Short exercise :: Locate and copy each line in the data that contains the word "Installation".

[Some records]
::::::::

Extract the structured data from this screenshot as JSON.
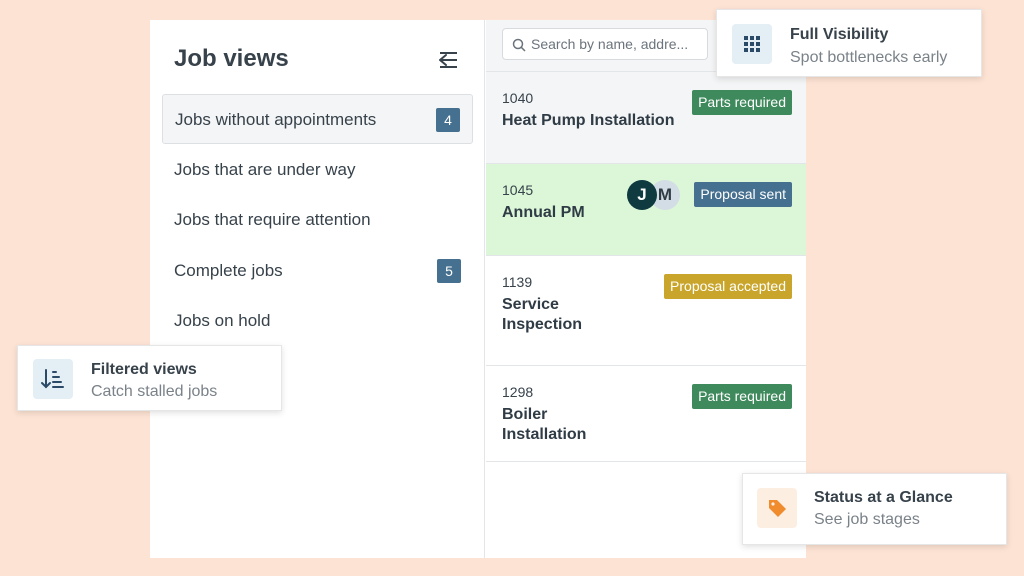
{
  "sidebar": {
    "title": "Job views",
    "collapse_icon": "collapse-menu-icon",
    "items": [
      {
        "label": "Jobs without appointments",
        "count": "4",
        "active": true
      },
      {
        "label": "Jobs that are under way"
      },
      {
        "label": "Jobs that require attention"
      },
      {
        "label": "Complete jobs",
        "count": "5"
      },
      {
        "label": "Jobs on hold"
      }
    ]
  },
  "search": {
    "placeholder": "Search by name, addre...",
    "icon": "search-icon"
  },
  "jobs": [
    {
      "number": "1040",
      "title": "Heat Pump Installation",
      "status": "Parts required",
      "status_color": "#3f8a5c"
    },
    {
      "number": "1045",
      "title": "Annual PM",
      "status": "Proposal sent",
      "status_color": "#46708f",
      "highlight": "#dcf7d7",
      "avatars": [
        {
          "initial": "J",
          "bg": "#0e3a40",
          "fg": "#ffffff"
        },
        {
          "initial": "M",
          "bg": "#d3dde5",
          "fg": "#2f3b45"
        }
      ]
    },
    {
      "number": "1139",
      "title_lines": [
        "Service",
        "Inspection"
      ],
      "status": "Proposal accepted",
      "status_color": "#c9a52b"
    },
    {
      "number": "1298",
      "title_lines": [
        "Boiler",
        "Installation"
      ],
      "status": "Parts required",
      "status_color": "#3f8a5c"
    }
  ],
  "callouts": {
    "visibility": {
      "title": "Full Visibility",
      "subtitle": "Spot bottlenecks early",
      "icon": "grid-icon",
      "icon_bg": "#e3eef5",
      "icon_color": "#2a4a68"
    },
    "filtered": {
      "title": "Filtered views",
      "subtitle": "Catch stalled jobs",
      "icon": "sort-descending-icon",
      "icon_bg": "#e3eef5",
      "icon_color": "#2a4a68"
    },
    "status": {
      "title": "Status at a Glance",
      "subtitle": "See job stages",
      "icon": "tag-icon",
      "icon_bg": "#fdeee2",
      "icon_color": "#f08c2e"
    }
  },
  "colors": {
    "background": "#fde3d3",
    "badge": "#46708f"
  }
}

::::::::

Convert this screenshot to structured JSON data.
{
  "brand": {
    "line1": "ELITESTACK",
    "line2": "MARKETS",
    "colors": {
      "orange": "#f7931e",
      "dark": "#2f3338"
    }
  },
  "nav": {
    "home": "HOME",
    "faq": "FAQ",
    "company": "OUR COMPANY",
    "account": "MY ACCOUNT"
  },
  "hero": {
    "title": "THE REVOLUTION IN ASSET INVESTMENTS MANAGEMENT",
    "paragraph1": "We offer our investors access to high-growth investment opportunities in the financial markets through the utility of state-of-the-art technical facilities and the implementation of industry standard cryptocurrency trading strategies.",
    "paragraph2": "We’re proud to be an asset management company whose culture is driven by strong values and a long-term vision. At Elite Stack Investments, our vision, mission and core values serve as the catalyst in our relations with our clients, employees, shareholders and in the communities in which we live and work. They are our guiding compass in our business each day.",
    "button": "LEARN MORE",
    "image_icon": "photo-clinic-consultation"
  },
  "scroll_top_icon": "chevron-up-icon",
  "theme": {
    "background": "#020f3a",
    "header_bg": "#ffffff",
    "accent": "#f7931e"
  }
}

::::::::

Answer to this task ::
      "title": "Heat Pump Installation",
        "Installation"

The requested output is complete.